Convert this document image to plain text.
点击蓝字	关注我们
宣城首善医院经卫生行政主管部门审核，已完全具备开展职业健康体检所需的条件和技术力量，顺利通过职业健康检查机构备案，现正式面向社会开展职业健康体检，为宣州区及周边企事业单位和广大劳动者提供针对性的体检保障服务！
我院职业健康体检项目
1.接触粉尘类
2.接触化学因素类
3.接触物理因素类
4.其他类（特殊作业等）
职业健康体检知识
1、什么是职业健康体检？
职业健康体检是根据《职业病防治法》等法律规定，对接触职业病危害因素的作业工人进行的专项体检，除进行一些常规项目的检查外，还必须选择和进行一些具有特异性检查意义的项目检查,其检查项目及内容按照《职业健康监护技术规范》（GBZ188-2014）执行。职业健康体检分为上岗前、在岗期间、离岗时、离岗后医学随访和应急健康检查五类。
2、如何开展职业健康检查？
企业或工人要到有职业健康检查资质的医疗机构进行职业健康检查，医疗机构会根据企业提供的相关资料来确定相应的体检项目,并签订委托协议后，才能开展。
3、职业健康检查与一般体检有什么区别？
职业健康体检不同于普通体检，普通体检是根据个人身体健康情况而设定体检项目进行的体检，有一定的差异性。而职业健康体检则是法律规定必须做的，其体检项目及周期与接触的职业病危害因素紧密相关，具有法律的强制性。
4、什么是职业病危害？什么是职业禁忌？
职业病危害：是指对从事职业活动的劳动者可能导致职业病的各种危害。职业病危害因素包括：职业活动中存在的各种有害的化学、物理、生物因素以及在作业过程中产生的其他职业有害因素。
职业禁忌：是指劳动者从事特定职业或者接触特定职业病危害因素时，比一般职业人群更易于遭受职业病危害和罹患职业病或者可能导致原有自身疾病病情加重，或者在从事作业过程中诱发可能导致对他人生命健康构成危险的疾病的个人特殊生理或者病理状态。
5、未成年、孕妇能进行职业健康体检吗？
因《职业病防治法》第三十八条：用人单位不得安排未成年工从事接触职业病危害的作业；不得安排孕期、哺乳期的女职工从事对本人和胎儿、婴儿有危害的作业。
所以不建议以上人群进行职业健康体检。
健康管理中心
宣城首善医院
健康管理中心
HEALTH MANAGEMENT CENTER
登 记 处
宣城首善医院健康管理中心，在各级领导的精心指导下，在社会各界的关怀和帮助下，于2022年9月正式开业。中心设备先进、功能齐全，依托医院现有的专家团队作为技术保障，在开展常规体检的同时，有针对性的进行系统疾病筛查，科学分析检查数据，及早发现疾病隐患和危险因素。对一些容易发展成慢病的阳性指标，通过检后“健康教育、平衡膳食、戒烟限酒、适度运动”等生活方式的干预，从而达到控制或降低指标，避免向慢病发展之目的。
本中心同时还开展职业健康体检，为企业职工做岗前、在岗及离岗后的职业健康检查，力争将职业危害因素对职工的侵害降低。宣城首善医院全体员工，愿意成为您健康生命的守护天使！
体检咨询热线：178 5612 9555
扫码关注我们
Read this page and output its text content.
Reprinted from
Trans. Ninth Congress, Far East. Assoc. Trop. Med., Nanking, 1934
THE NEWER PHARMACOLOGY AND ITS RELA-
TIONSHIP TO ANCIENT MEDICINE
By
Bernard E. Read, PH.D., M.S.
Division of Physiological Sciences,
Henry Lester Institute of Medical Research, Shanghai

| REQUIRED TASK |
State how many lines in the records above contain the word "this", giving only the number.

| EXERCISE RESULT |
2